• **DIRECTIVE**: Repeat, word for word, the lines of the items that run from the line containing "Patent image size: (1058, 577)." to the line containing "The observation system 2 is at (826, 70).", including both of those lines.

-- BEGIN --

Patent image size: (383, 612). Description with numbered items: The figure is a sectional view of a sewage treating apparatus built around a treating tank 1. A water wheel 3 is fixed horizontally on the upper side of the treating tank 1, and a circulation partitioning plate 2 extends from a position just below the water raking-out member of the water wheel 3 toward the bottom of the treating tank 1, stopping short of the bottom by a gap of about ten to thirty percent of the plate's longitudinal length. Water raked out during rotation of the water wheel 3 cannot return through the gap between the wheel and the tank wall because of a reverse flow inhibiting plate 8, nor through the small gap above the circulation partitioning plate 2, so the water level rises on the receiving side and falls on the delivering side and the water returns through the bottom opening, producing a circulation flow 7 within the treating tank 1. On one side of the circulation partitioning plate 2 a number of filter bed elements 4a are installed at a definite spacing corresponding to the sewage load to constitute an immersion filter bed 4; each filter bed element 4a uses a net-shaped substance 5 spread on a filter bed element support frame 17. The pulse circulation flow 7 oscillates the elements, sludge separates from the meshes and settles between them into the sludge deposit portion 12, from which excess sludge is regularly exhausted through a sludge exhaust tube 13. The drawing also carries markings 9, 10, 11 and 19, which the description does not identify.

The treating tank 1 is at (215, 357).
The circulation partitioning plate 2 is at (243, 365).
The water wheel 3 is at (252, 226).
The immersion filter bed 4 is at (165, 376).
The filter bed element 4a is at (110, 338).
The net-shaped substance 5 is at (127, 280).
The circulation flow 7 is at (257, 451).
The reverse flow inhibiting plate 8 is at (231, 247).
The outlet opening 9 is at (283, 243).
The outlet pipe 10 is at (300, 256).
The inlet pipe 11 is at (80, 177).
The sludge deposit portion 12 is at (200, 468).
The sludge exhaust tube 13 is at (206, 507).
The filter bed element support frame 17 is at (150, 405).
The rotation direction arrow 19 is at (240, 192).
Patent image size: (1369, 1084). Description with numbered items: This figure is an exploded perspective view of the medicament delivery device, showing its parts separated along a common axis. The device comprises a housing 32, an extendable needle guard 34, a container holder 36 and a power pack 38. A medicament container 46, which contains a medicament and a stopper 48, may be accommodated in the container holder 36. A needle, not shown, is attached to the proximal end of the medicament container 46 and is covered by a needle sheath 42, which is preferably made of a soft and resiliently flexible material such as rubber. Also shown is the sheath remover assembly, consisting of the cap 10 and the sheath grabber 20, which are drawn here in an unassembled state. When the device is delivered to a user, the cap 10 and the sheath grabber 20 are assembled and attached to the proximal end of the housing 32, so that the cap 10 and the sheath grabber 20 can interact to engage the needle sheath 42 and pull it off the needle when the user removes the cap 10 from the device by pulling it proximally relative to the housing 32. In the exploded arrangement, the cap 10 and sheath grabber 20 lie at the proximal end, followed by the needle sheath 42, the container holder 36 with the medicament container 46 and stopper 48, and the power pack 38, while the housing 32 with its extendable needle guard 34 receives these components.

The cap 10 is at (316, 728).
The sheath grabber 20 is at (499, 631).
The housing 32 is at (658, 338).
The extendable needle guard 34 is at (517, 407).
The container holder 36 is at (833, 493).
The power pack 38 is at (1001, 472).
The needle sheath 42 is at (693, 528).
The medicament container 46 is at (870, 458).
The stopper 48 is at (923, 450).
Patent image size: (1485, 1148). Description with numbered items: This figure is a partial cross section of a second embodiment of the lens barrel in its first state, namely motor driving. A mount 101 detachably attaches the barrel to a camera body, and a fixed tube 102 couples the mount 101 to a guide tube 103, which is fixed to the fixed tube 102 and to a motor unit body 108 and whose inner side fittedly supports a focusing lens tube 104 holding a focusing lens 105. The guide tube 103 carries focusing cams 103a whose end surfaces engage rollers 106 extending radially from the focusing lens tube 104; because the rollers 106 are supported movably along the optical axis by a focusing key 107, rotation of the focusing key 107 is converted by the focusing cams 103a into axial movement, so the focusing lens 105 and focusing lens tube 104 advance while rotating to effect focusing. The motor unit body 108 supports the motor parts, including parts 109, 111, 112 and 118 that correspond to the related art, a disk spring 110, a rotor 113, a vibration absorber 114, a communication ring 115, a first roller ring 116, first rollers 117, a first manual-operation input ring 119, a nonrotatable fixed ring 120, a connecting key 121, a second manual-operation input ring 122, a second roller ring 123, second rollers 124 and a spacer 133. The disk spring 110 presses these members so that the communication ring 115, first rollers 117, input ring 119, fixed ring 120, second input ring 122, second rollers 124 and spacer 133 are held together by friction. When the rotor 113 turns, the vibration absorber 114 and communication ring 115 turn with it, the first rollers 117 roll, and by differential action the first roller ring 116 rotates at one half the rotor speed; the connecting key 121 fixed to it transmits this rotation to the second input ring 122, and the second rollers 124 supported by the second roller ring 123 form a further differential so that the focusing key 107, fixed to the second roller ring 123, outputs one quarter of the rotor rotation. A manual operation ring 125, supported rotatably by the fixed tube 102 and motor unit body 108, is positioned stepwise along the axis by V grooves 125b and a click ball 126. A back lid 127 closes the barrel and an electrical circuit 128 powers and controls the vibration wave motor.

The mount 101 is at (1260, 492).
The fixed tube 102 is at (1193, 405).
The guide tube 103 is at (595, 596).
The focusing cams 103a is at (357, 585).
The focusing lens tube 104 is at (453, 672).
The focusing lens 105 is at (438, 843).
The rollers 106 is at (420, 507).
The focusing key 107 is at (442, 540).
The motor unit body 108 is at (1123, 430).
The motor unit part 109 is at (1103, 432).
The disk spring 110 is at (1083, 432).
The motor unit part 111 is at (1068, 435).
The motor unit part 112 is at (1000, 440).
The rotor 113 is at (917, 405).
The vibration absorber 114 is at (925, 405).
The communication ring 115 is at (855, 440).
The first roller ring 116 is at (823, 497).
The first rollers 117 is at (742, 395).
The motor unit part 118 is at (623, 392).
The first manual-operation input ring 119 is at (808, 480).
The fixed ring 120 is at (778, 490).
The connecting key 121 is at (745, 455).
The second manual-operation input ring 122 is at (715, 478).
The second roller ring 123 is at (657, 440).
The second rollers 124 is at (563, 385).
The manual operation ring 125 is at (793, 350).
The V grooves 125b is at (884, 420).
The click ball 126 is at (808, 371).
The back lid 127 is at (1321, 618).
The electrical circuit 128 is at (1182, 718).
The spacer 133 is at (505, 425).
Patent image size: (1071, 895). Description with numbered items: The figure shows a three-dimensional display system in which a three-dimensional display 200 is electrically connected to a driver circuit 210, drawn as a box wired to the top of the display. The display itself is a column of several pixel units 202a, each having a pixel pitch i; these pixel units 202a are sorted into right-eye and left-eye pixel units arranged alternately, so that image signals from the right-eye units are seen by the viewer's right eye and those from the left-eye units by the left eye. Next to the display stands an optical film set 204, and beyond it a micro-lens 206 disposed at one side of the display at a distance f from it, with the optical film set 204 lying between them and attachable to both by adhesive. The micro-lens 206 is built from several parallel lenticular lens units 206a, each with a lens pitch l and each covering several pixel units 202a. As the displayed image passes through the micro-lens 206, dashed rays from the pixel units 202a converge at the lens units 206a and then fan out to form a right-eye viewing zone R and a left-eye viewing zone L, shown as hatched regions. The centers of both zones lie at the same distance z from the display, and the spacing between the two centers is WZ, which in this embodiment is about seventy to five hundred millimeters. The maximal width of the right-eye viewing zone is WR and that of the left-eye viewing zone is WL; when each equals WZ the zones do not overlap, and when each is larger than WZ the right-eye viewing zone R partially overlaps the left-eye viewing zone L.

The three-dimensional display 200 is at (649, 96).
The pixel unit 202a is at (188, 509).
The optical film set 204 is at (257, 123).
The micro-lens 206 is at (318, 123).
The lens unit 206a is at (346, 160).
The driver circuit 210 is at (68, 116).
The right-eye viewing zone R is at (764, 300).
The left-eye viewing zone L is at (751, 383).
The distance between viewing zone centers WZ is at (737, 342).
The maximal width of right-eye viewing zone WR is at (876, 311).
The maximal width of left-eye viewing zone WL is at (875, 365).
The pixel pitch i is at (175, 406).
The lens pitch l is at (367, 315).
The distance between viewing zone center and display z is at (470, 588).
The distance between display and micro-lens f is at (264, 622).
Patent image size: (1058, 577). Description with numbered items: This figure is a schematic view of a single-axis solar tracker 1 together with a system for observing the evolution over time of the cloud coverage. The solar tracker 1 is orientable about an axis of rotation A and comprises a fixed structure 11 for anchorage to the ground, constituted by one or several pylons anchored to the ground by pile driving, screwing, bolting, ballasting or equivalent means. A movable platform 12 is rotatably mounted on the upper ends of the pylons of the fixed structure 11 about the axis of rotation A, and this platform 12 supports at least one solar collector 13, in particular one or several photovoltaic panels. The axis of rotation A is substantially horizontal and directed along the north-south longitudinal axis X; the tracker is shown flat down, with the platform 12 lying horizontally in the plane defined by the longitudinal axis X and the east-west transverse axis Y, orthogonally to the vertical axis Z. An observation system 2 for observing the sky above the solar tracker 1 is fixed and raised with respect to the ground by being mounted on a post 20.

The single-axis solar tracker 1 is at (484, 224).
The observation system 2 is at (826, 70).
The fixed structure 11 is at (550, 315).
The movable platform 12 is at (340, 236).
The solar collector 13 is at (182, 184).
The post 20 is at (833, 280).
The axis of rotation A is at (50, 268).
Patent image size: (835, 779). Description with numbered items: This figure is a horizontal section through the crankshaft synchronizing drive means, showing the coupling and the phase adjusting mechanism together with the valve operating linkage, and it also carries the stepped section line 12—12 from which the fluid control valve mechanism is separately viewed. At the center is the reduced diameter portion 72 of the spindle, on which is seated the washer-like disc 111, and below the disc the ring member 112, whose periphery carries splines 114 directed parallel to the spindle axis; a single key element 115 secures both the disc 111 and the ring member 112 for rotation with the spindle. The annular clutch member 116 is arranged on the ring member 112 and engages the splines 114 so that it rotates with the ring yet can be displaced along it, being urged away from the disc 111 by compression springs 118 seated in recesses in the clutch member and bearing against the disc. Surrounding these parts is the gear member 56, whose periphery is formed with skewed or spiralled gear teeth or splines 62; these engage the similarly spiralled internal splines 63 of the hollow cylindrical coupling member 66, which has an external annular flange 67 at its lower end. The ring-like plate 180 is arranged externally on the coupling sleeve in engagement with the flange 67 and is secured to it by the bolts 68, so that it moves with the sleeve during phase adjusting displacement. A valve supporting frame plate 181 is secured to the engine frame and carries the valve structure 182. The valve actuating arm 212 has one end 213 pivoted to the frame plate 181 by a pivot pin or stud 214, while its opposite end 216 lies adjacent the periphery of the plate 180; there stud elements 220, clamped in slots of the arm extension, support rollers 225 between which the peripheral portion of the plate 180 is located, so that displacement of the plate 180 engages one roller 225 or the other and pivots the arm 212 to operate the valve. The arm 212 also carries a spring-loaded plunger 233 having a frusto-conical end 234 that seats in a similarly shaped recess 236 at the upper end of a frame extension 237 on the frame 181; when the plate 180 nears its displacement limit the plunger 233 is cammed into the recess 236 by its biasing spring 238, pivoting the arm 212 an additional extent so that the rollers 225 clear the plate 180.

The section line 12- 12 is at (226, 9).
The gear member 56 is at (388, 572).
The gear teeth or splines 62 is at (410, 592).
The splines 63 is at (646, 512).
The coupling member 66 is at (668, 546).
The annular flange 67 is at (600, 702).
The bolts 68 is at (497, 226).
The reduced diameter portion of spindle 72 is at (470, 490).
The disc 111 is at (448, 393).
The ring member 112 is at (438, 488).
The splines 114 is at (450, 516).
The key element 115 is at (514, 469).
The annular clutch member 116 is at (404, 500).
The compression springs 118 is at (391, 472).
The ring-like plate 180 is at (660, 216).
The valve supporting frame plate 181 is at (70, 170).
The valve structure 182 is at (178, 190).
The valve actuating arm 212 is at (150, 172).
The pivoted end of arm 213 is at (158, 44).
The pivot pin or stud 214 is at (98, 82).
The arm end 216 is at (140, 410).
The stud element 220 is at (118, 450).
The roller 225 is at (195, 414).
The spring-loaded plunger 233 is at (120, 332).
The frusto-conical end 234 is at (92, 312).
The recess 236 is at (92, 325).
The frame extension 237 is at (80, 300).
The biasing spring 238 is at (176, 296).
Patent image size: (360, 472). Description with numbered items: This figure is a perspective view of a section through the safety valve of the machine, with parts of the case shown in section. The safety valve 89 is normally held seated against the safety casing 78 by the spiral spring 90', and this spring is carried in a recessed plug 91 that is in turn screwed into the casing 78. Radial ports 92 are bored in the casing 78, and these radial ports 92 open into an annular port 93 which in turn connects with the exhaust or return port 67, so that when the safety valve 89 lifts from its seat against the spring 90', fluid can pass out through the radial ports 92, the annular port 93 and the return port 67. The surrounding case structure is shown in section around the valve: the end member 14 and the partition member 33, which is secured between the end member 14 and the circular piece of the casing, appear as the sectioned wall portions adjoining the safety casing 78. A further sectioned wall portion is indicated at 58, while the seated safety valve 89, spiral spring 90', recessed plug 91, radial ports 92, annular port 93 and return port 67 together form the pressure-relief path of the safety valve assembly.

-- END --

• **SOLUTION TO THE PROBLEM**:
Patent image size: (1058, 577). Description with numbered items: This figure is a schematic view of a single-axis solar tracker 1 together with a system for observing the evolution over time of the cloud coverage. The solar tracker 1 is orientable about an axis of rotation A and comprises a fixed structure 11 for anchorage to the ground, constituted by one or several pylons anchored to the ground by pile driving, screwing, bolting, ballasting or equivalent means. A movable platform 12 is rotatably mounted on the upper ends of the pylons of the fixed structure 11 about the axis of rotation A, and this platform 12 supports at least one solar collector 13, in particular one or several photovoltaic panels. The axis of rotation A is substantially horizontal and directed along the north-south longitudinal axis X; the tracker is shown flat down, with the platform 12 lying horizontally in the plane defined by the longitudinal axis X and the east-west transverse axis Y, orthogonally to the vertical axis Z. An observation system 2 for observing the sky above the solar tracker 1 is fixed and raised with respect to the ground by being mounted on a post 20.

The single-axis solar tracker 1 is at (484, 224).
The observation system 2 is at (826, 70).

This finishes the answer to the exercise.